● **やるべきこと**
A: 新聞の読み比べに関する文章について、次の(i)〜(iii)が内容と合うかをそれぞれ「はい」か「いいえ」で答え、決め手となる本文の言葉をそのまま引用せよ。(i) 2004年9月3日付で、日経と朝日が吉野家の売上を報じた。(ii) 日経と朝日は、記事の本文で異なる情報を伝えている。(iii) 朝日の見出しは、前年同月比の数字で評価している。
B: 新聞の読み比べに関する文章を、最後の文の後から書き継いでください。

● **抜粋箇所**
新聞は、ふだん一紙しか読まない人が多いと思います。しかし、銘柄の違う複数の新聞を読み比べると、事実の伝え方が異なることに気づきます。
事実のどこに焦点をあてて伝えるか。
ここに新聞社の主張が透けて見えます。ここでは、客観的な記事に隠された「主観」の見抜き方*1を説明します。
見出しで決まる読み手の印象
2004年9月3日付で、日経と朝日が「吉野家」の売上を報じました。同日の見出しは次のように書かれています。
- 吉野家、8月売上27.8%減「新定番」効果いまひとつ(日経)
- 吉野家の売上高 前月比7.4ポイント改善 8月来客数も(朝日)
日経の読者は、吉野家が「売上高減」で苦戦をしていると思い、朝日の読者は、吉野家は健闘していると思うのではないでしょうか。実は記事の本文では、どちらも同じ情報を伝えています。
読み比べで新聞の主観が見える
ただし見出しでは、日経では前年同月比の数字を大きく取り上げ、朝日では、前月比で数字を評価しています。「どの数字を大きく扱うか」という切り口に新聞社の「主観」が透けてみえます。

● **抽出資料**
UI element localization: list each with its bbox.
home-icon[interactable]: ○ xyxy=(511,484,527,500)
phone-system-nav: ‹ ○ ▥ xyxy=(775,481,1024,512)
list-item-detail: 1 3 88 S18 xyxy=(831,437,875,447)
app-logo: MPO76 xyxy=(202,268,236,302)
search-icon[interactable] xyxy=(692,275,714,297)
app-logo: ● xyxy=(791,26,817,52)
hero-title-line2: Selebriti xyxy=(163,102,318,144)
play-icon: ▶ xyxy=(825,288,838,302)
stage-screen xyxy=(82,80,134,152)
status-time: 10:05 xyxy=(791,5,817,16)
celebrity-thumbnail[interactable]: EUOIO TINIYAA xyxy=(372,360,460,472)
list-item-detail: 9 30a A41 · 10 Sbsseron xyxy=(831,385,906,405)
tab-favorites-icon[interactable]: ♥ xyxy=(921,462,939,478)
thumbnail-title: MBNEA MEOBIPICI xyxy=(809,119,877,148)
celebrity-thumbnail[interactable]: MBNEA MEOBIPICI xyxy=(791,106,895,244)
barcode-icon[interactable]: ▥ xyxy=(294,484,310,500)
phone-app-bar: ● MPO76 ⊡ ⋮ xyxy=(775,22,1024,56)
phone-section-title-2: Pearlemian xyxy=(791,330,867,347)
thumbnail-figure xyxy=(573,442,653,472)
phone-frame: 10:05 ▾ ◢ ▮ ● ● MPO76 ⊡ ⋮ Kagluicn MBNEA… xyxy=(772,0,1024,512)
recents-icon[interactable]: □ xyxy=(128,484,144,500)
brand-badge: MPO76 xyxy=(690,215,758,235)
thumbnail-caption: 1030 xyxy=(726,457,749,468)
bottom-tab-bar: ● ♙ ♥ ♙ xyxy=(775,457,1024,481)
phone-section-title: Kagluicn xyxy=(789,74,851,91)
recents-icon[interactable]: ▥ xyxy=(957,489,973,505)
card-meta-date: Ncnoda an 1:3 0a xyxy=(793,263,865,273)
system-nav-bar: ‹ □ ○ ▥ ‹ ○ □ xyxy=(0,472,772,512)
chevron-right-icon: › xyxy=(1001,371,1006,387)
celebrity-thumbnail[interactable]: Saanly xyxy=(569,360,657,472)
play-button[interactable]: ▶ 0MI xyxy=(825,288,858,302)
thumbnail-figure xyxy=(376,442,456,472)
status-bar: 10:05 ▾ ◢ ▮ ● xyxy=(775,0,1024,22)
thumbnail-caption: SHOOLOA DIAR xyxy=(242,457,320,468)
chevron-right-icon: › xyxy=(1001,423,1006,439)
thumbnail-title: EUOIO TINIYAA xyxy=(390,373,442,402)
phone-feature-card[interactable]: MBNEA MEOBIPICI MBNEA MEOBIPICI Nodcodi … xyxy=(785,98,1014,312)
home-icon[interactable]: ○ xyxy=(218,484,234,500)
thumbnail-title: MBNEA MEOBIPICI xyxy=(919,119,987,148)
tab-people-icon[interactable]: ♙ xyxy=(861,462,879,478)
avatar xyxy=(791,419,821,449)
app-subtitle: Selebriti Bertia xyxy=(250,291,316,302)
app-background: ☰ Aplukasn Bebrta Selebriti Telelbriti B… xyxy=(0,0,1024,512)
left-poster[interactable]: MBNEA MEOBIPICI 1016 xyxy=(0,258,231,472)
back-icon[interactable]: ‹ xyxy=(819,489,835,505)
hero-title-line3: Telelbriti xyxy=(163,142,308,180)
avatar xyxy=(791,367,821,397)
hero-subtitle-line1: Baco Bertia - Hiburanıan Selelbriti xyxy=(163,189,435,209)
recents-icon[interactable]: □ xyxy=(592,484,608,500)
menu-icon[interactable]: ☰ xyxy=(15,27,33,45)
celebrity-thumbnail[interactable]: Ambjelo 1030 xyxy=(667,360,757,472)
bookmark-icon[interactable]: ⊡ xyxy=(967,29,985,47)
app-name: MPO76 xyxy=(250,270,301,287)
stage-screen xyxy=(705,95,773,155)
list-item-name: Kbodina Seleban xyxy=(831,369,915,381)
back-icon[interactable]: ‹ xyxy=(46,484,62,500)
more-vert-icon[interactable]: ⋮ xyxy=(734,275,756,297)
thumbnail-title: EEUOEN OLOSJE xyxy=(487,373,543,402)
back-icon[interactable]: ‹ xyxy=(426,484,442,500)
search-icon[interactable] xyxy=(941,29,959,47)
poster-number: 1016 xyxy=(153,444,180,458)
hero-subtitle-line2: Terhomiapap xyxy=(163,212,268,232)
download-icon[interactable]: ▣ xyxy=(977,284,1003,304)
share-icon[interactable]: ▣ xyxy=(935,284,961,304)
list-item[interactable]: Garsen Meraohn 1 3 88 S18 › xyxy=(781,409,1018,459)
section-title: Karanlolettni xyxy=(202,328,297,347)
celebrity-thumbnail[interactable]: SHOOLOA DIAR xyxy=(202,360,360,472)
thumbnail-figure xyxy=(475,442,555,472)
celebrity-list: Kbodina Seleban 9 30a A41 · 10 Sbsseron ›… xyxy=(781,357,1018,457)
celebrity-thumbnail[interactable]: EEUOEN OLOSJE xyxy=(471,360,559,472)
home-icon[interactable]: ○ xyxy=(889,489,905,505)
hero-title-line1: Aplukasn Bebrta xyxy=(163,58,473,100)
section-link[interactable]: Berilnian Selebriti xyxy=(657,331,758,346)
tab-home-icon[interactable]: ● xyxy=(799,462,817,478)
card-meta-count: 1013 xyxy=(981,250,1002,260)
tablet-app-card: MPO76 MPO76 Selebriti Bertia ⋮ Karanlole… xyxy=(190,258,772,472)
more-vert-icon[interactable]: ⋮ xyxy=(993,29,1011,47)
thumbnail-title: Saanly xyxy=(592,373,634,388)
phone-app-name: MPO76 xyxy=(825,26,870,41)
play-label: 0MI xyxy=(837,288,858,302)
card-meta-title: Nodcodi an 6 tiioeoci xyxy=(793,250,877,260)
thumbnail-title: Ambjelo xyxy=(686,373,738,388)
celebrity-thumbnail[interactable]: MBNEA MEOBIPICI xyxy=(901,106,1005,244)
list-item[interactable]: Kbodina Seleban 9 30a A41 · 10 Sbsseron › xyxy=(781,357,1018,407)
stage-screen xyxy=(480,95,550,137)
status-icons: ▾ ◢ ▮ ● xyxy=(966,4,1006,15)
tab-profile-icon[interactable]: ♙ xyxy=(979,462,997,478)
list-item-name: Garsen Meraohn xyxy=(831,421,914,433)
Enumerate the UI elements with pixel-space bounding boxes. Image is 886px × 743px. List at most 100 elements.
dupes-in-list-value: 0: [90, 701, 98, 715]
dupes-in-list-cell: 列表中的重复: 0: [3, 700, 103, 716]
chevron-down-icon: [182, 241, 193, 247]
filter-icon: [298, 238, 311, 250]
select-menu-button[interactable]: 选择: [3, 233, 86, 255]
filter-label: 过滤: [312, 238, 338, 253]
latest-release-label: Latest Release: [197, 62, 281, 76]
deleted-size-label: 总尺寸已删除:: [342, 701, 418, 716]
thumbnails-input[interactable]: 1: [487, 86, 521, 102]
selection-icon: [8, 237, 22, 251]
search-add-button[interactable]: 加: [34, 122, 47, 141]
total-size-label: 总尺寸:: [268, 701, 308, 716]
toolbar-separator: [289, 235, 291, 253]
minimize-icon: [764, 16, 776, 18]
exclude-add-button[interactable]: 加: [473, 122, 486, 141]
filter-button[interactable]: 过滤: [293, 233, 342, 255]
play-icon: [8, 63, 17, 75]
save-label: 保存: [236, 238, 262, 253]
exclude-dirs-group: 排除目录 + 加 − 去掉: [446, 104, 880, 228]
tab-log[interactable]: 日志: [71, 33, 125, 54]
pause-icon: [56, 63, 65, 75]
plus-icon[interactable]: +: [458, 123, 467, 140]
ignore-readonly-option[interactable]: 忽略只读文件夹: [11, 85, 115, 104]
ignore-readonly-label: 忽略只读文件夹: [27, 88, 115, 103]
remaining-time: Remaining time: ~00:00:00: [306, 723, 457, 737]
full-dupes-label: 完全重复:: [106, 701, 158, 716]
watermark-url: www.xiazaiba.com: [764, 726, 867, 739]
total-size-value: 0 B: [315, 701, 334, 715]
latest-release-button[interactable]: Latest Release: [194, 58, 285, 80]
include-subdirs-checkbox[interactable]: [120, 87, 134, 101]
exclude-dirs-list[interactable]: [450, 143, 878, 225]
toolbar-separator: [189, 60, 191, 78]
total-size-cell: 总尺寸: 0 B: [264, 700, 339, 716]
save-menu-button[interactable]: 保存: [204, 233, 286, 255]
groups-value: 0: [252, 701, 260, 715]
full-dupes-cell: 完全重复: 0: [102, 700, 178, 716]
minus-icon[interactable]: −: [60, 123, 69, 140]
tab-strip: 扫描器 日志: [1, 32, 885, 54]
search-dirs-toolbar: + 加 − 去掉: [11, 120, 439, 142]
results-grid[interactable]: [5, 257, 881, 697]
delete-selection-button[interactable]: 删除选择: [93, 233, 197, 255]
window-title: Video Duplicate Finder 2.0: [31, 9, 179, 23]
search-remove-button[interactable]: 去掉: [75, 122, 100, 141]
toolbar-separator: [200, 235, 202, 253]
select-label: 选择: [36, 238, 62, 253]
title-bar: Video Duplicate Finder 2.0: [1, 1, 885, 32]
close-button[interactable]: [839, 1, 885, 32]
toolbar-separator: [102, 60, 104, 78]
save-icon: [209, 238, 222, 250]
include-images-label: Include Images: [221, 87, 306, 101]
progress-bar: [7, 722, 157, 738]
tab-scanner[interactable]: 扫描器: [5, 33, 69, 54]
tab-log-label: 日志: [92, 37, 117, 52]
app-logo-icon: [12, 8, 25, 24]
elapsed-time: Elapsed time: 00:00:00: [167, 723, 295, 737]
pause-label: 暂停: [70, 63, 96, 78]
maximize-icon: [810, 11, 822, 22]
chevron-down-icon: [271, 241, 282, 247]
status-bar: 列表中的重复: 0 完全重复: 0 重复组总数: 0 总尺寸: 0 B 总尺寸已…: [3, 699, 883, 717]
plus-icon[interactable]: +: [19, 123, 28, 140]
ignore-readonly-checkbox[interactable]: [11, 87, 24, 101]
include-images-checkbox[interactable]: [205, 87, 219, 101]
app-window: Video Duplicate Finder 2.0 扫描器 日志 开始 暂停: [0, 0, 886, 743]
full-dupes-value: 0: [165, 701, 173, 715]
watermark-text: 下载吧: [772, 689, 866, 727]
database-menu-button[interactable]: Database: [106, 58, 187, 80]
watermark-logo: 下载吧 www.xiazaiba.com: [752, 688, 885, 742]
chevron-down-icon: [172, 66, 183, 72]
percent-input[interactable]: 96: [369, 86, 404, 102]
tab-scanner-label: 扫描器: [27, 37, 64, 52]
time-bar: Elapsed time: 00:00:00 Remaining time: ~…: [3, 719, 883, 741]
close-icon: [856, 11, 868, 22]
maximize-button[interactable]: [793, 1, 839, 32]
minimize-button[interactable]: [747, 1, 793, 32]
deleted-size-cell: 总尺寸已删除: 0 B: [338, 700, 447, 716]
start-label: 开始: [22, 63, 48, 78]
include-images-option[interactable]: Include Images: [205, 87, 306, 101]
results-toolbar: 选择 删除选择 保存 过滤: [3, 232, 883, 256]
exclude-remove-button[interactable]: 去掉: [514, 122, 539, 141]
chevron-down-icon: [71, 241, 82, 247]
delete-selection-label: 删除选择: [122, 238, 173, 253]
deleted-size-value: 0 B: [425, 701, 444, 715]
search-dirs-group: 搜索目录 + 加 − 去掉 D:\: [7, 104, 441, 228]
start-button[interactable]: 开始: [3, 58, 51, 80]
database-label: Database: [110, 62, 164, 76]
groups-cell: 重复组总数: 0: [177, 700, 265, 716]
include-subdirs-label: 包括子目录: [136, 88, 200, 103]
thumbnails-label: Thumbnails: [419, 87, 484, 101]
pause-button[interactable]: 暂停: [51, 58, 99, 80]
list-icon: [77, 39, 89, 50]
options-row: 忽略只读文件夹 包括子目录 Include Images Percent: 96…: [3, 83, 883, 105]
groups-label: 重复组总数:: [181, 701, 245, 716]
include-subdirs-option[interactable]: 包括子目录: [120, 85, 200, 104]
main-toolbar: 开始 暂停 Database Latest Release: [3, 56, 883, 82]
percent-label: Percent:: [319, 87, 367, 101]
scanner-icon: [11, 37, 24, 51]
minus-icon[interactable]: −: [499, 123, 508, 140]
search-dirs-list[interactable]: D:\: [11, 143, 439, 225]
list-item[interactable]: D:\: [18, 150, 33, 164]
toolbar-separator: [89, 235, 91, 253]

● **回答一覧**
A:
(i) はい：「2004年9月3日付で、日経と朝日が「吉野家」の売上を報じました。」
(ii) いいえ：「実は記事の本文では、どちらも同じ情報を伝えています。」
(iii) いいえ：「朝日では、前月比で数字を評価しています。」

B:
同じ出来事を書いても書き方で読み手に与える印象は大きく変わるのです。新聞を一紙しか読まない人は、この違いに気づかないかもしれません。
ひとつの出来事を読み解くとき、複数の新聞で比較したり、ほかのメディアに目を通したりする意味が、ここにあります。
出来事の伝え方で世論は変わる
先述の例では、日経も朝日も同じ出来事の別の側面を伝えているにすぎません。誤報ではないのです。これは、コップに入った水の問答で「もう半分しか水がない」「まだ半分も水が残っている」と2つの捉え方があるのと同じです。
伝え方で読み手の捉え方は変化します。新聞に限らず、メディアは、この性質を利用して客観を装いながら、読み手の思考に影響を及ぼすのです。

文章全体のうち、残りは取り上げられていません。